● Exercise input

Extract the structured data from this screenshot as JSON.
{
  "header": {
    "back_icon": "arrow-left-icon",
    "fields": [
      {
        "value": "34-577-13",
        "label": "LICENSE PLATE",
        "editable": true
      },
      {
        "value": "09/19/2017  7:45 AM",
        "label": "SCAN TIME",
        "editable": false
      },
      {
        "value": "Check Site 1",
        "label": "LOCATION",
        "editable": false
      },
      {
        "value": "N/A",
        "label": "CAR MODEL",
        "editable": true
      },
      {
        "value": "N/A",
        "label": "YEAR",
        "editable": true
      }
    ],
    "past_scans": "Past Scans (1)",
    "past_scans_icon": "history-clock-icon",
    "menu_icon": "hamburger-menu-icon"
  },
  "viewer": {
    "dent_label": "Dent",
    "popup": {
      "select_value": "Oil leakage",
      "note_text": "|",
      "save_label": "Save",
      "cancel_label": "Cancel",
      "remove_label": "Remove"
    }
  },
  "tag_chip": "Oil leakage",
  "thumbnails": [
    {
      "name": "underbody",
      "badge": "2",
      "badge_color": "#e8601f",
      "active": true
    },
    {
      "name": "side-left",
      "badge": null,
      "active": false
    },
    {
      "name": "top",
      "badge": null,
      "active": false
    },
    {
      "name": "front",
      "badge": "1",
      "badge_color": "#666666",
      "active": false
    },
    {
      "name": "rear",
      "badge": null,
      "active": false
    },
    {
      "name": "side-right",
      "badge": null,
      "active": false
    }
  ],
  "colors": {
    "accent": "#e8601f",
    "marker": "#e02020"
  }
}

● Written problem
Retype the whole listing above exactly.

● Finished exercise
Extract the structured data from this screenshot as JSON.
{
  "header": {
    "back_icon": "arrow-left-icon",
    "fields": [
      {
        "value": "34-577-13",
        "label": "LICENSE PLATE",
        "editable": true
      },
      {
        "value": "09/19/2017  7:45 AM",
        "label": "SCAN TIME",
        "editable": false
      },
      {
        "value": "Check Site 1",
        "label": "LOCATION",
        "editable": false
      },
      {
        "value": "N/A",
        "label": "CAR MODEL",
        "editable": true
      },
      {
        "value": "N/A",
        "label": "YEAR",
        "editable": true
      }
    ],
    "past_scans": "Past Scans (1)",
    "past_scans_icon": "history-clock-icon",
    "menu_icon": "hamburger-menu-icon"
  },
  "viewer": {
    "dent_label": "Dent",
    "popup": {
      "select_value": "Oil leakage",
      "note_text": "|",
      "save_label": "Save",
      "cancel_label": "Cancel",
      "remove_label": "Remove"
    }
  },
  "tag_chip": "Oil leakage",
  "thumbnails": [
    {
      "name": "underbody",
      "badge": "2",
      "badge_color": "#e8601f",
      "active": true
    },
    {
      "name": "side-left",
      "badge": null,
      "active": false
    },
    {
      "name": "top",
      "badge": null,
      "active": false
    },
    {
      "name": "front",
      "badge": "1",
      "badge_color": "#666666",
      "active": false
    },
    {
      "name": "rear",
      "badge": null,
      "active": false
    },
    {
      "name": "side-right",
      "badge": null,
      "active": false
    }
  ],
  "colors": {
    "accent": "#e8601f",
    "marker": "#e02020"
  }
}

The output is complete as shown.